[Stored data]
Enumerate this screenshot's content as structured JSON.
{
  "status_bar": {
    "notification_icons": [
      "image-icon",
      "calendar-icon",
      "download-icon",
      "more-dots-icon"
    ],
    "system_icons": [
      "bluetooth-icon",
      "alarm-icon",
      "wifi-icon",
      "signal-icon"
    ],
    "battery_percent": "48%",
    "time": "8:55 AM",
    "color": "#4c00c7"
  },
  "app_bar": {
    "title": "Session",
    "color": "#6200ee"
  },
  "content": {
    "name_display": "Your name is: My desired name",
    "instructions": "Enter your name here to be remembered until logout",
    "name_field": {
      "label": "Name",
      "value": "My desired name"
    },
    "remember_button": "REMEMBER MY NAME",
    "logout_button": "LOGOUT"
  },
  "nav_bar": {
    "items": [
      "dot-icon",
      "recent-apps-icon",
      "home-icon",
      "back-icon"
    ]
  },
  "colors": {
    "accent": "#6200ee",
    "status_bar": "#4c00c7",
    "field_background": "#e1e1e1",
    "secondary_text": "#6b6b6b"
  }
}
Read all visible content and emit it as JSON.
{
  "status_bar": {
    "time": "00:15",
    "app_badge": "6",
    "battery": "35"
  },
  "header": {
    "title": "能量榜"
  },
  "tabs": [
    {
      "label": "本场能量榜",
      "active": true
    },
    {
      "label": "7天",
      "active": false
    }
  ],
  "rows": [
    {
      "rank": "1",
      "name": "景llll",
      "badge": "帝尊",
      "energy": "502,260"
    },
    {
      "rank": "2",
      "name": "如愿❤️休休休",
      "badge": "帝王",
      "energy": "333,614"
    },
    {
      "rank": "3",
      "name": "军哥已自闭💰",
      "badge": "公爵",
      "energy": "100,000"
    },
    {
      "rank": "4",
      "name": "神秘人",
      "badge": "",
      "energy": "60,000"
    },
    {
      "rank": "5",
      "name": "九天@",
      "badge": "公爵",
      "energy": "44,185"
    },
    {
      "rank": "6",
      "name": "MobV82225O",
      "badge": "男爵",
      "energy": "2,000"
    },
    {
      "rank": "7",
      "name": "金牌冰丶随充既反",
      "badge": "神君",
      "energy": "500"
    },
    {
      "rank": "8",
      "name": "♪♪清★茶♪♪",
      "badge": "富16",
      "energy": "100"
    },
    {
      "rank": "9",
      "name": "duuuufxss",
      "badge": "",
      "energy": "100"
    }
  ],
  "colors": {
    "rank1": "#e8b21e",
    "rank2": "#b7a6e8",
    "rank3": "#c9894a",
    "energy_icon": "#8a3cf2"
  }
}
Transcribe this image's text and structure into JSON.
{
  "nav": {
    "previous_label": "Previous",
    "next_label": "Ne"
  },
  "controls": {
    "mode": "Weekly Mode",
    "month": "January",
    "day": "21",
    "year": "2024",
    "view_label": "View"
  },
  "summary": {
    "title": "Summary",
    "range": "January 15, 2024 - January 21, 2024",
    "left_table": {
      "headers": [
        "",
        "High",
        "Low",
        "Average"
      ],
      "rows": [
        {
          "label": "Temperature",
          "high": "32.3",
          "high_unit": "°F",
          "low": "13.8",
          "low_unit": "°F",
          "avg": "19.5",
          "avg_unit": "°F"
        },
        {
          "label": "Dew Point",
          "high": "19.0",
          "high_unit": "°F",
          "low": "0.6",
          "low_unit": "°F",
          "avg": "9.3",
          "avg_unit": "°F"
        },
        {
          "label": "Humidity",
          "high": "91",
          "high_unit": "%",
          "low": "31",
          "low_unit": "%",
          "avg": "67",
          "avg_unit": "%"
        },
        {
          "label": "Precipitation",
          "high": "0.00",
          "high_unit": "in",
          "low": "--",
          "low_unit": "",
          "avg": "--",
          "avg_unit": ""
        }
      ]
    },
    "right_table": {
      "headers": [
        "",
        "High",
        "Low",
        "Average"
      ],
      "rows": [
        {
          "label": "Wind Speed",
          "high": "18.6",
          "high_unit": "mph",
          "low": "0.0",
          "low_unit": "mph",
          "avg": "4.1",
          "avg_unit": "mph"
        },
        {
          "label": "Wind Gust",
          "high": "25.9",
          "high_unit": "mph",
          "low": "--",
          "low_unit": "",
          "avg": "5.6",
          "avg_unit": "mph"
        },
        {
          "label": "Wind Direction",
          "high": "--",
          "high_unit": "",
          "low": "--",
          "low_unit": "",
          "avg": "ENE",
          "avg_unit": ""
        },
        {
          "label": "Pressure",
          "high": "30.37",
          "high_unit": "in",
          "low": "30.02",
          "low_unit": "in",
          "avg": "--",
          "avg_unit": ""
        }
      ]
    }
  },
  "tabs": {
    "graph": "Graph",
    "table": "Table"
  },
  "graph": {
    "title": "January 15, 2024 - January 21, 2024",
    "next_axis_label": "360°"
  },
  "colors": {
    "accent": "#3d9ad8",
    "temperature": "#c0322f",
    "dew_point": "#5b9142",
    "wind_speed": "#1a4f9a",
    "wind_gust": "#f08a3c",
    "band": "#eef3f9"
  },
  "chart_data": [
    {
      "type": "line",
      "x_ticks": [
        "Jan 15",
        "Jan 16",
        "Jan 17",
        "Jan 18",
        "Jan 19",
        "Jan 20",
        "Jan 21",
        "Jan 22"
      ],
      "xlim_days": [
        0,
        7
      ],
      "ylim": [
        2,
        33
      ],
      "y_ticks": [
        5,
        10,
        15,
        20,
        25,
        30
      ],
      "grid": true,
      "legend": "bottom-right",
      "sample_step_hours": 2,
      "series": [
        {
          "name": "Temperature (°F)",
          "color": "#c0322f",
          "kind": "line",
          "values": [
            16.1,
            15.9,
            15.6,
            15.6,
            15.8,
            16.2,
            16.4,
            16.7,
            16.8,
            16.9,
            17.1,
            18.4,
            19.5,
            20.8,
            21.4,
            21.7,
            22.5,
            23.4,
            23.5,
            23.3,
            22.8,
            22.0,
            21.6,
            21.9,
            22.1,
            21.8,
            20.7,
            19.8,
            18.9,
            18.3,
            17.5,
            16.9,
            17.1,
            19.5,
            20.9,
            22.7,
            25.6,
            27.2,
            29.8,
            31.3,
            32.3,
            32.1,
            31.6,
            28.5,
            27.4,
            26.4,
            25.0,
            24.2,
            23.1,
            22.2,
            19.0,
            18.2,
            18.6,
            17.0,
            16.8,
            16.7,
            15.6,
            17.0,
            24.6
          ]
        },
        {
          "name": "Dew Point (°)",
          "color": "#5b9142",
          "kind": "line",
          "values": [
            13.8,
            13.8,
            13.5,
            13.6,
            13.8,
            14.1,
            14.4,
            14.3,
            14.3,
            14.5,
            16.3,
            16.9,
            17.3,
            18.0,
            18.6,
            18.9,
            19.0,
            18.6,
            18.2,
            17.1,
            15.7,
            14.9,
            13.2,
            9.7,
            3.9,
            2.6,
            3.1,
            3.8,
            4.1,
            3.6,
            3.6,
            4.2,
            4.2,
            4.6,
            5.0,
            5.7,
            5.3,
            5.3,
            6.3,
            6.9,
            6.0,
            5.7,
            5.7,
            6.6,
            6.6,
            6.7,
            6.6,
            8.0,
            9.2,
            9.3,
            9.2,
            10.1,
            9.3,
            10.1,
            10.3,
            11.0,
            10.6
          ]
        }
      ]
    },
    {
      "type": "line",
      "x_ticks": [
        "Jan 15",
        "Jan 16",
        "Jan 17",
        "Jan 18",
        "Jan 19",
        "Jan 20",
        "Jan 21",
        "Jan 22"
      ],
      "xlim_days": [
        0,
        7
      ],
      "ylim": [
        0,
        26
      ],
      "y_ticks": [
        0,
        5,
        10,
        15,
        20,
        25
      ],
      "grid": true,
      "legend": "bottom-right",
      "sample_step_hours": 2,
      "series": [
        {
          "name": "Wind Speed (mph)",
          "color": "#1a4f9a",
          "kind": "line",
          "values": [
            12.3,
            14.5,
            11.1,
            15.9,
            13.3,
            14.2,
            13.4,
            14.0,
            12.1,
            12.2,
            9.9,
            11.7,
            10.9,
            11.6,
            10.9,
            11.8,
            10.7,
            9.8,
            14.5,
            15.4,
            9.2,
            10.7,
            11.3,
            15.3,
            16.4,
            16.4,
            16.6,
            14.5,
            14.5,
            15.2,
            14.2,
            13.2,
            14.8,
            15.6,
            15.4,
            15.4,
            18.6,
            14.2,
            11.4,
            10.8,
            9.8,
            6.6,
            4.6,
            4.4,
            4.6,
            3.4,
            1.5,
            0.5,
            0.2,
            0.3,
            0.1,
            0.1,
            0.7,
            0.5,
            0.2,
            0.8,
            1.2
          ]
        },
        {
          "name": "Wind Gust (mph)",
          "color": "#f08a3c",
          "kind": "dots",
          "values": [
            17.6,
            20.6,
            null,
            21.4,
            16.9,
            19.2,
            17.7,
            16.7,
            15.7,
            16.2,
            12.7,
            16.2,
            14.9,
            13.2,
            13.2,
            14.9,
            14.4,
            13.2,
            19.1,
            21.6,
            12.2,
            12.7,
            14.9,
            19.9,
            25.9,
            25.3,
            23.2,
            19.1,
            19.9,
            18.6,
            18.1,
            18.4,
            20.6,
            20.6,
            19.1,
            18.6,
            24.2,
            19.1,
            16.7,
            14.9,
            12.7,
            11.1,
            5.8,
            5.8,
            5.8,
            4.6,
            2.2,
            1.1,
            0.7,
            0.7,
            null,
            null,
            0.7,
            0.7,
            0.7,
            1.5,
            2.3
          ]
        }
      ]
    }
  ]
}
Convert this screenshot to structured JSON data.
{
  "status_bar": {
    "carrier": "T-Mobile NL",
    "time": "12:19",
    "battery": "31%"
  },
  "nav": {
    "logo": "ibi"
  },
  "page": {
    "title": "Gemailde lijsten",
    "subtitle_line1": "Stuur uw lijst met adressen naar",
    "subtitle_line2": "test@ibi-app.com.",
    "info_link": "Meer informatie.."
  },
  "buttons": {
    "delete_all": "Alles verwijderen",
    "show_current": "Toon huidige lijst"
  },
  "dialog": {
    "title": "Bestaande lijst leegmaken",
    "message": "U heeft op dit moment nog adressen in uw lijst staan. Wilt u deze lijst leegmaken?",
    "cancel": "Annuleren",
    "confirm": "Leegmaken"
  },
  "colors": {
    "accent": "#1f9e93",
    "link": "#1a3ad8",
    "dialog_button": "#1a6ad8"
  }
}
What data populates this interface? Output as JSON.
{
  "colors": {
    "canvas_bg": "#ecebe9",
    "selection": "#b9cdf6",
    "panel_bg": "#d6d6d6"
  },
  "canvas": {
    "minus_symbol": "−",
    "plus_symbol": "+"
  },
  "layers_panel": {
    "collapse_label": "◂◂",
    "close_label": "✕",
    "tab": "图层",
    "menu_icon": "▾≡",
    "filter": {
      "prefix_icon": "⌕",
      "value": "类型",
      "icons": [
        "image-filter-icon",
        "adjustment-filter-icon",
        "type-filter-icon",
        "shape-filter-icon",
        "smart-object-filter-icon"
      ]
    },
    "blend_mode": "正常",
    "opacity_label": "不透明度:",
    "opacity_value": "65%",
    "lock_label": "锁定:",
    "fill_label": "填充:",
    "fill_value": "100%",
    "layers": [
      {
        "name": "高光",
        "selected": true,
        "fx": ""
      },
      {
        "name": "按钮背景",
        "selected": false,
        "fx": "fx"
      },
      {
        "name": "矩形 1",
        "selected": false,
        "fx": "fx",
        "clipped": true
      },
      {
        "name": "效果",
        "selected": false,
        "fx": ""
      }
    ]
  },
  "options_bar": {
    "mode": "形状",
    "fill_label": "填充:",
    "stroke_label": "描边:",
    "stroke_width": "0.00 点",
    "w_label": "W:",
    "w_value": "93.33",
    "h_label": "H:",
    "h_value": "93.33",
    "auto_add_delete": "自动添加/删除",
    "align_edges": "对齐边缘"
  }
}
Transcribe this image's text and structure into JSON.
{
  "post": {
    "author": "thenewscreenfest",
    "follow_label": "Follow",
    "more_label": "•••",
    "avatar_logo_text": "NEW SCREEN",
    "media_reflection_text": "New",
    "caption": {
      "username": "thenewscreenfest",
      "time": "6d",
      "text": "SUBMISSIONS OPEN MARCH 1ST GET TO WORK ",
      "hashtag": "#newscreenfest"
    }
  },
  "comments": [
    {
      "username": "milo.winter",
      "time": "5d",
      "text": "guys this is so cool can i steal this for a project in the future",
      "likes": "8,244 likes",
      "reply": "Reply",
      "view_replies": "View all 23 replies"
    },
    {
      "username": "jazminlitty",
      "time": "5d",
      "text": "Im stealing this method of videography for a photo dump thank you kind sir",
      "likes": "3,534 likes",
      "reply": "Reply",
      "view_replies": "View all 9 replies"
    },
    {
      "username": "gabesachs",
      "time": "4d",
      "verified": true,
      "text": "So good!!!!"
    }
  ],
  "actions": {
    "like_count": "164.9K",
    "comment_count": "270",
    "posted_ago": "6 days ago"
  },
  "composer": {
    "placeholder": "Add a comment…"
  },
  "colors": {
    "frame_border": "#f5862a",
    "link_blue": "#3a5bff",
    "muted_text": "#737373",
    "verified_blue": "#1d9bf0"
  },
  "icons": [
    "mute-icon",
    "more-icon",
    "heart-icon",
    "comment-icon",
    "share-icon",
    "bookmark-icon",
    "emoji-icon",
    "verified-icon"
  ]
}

_WHAT YOU NEED TO DO_
Return only those lines of the records that contain the string "this".

_WRITTEN REPLY_
Enumerate this screenshot's content as structured JSON.
Transcribe this image's text and structure into JSON.
Convert this screenshot to structured JSON data.
What data populates this interface? Output as JSON.
Transcribe this image's text and structure into JSON.
      "text": "guys this is so cool can i steal this for a project in the future",
      "text": "Im stealing this method of videography for a photo dump thank you kind sir",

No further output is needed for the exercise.